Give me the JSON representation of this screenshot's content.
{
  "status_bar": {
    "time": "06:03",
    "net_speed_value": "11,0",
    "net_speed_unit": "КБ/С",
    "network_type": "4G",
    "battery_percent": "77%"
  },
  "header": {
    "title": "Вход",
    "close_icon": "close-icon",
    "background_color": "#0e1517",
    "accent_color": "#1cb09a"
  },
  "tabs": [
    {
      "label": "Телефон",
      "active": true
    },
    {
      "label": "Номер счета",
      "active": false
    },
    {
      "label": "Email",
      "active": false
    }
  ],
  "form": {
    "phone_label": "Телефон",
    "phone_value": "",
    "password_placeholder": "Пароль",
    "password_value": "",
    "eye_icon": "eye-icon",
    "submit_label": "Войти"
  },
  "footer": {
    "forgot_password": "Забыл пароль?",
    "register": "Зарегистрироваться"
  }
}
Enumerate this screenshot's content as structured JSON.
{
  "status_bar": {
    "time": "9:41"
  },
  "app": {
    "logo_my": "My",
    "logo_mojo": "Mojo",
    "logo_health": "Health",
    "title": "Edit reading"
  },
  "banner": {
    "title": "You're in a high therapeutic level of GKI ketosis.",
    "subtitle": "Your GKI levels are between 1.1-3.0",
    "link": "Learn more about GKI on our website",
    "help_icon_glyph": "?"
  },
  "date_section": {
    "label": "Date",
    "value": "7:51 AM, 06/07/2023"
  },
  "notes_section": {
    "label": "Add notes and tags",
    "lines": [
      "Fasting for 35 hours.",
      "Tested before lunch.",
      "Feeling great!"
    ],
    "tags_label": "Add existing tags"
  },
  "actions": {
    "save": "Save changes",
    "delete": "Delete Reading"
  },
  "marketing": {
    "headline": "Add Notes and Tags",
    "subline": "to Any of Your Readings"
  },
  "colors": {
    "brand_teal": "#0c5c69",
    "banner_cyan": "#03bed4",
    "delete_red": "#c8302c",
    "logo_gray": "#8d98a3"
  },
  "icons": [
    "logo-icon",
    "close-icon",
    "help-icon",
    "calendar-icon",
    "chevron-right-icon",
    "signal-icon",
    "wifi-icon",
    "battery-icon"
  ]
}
------------------------
→ **Work to do**:
Output each record exactly, leaving nothing out.

→ **Answer for the task**:
Give me the JSON representation of this screenshot's content.
{
  "status_bar": {
    "time": "06:03",
    "net_speed_value": "11,0",
    "net_speed_unit": "КБ/С",
    "network_type": "4G",
    "battery_percent": "77%"
  },
  "header": {
    "title": "Вход",
    "close_icon": "close-icon",
    "background_color": "#0e1517",
    "accent_color": "#1cb09a"
  },
  "tabs": [
    {
      "label": "Телефон",
      "active": true
    },
    {
      "label": "Номер счета",
      "active": false
    },
    {
      "label": "Email",
      "active": false
    }
  ],
  "form": {
    "phone_label": "Телефон",
    "phone_value": "",
    "password_placeholder": "Пароль",
    "password_value": "",
    "eye_icon": "eye-icon",
    "submit_label": "Войти"
  },
  "footer": {
    "forgot_password": "Забыл пароль?",
    "register": "Зарегистрироваться"
  }
}
Enumerate this screenshot's content as structured JSON.
{
  "status_bar": {
    "time": "9:41"
  },
  "app": {
    "logo_my": "My",
    "logo_mojo": "Mojo",
    "logo_health": "Health",
    "title": "Edit reading"
  },
  "banner": {
    "title": "You're in a high therapeutic level of GKI ketosis.",
    "subtitle": "Your GKI levels are between 1.1-3.0",
    "link": "Learn more about GKI on our website",
    "help_icon_glyph": "?"
  },
  "date_section": {
    "label": "Date",
    "value": "7:51 AM, 06/07/2023"
  },
  "notes_section": {
    "label": "Add notes and tags",
    "lines": [
      "Fasting for 35 hours.",
      "Tested before lunch.",
      "Feeling great!"
    ],
    "tags_label": "Add existing tags"
  },
  "actions": {
    "save": "Save changes",
    "delete": "Delete Reading"
  },
  "marketing": {
    "headline": "Add Notes and Tags",
    "subline": "to Any of Your Readings"
  },
  "colors": {
    "brand_teal": "#0c5c69",
    "banner_cyan": "#03bed4",
    "delete_red": "#c8302c",
    "logo_gray": "#8d98a3"
  },
  "icons": [
    "logo-icon",
    "close-icon",
    "help-icon",
    "calendar-icon",
    "chevron-right-icon",
    "signal-icon",
    "wifi-icon",
    "battery-icon"
  ]
}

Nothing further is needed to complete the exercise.